◆ PROBLEM TO WORK ON: Find and copy each line of the records where the string "Contrainte" shows up.

◆ RECORDS SUPPLIED:
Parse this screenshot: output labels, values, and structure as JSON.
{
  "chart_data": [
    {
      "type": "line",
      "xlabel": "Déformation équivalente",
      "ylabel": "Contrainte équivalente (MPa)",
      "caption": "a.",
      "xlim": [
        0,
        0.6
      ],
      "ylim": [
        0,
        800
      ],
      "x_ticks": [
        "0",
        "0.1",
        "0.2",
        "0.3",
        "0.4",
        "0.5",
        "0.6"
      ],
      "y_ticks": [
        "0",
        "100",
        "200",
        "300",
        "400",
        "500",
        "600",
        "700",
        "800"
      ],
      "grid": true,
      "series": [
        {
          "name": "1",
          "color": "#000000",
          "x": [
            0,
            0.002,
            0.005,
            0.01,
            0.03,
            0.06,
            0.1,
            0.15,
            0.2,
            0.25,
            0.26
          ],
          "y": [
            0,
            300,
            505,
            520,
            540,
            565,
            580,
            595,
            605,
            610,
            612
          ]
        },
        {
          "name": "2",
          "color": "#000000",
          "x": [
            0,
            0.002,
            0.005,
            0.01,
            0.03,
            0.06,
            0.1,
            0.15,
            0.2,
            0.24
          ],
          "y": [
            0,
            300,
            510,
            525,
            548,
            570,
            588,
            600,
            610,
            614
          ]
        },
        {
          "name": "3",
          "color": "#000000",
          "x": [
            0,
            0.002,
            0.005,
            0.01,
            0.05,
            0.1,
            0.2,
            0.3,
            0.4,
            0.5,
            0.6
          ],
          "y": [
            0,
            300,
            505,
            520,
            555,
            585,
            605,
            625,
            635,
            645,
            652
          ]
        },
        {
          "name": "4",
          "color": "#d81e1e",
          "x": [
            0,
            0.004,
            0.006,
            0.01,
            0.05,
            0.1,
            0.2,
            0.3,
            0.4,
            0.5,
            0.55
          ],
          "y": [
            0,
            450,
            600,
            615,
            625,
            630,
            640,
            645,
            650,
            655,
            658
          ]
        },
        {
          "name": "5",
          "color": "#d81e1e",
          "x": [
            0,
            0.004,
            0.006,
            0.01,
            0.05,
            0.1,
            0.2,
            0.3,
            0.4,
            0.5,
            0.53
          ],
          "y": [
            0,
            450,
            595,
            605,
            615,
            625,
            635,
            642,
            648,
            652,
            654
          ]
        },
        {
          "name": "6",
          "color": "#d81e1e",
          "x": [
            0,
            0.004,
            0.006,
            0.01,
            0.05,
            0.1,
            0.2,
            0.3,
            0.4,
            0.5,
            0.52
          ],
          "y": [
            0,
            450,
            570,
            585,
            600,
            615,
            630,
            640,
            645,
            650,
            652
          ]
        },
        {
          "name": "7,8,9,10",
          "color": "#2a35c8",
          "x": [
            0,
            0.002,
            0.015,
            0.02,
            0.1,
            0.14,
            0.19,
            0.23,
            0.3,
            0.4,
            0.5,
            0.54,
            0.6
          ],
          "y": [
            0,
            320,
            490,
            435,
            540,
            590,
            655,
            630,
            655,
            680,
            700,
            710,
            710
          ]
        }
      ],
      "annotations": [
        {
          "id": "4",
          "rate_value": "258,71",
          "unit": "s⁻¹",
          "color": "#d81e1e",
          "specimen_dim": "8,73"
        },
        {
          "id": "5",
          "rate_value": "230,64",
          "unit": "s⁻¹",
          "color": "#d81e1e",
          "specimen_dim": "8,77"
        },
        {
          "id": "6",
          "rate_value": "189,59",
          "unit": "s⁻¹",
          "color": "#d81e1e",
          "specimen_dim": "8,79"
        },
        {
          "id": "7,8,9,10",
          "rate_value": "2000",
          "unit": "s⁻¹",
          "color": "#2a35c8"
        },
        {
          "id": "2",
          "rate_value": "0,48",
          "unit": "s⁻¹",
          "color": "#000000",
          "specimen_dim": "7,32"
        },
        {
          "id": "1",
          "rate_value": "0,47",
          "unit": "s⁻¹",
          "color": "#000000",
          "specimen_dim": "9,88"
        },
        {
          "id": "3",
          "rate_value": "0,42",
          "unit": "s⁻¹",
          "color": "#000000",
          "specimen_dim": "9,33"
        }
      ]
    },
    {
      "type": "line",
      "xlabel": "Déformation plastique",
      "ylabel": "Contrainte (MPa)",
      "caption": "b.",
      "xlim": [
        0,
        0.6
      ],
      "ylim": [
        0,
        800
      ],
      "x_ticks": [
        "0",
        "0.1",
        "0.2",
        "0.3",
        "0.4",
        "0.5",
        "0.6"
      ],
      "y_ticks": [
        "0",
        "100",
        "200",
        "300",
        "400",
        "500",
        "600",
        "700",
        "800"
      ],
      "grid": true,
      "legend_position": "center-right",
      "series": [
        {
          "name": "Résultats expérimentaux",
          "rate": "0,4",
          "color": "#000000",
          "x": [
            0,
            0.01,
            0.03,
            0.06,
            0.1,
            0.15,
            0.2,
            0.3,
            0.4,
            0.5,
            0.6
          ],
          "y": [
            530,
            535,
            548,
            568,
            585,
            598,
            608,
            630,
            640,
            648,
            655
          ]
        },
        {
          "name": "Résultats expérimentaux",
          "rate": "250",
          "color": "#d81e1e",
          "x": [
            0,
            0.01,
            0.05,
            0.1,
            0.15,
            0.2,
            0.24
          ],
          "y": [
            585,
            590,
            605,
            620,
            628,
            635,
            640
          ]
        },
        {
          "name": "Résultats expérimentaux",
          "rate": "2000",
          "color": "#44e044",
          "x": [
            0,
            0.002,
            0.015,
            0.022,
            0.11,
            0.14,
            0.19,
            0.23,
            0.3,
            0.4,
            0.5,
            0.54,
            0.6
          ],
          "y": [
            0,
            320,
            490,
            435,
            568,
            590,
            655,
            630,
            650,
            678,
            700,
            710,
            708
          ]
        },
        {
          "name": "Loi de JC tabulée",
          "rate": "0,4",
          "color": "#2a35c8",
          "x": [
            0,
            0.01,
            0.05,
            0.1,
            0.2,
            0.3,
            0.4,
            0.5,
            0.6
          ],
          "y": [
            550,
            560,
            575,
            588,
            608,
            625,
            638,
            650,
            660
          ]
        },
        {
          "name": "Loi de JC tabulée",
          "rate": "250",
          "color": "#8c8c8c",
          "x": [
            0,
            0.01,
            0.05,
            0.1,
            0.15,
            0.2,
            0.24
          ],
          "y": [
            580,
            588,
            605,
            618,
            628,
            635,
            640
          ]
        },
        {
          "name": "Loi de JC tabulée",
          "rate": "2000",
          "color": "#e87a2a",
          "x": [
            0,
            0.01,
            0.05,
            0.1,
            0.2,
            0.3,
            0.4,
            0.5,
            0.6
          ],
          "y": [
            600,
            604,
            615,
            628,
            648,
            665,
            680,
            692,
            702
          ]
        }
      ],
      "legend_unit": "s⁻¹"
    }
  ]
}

◆ ANSWER TO THIS PROBLEM:
      "ylabel": "Contrainte équivalente (MPa)",
      "ylabel": "Contrainte (MPa)",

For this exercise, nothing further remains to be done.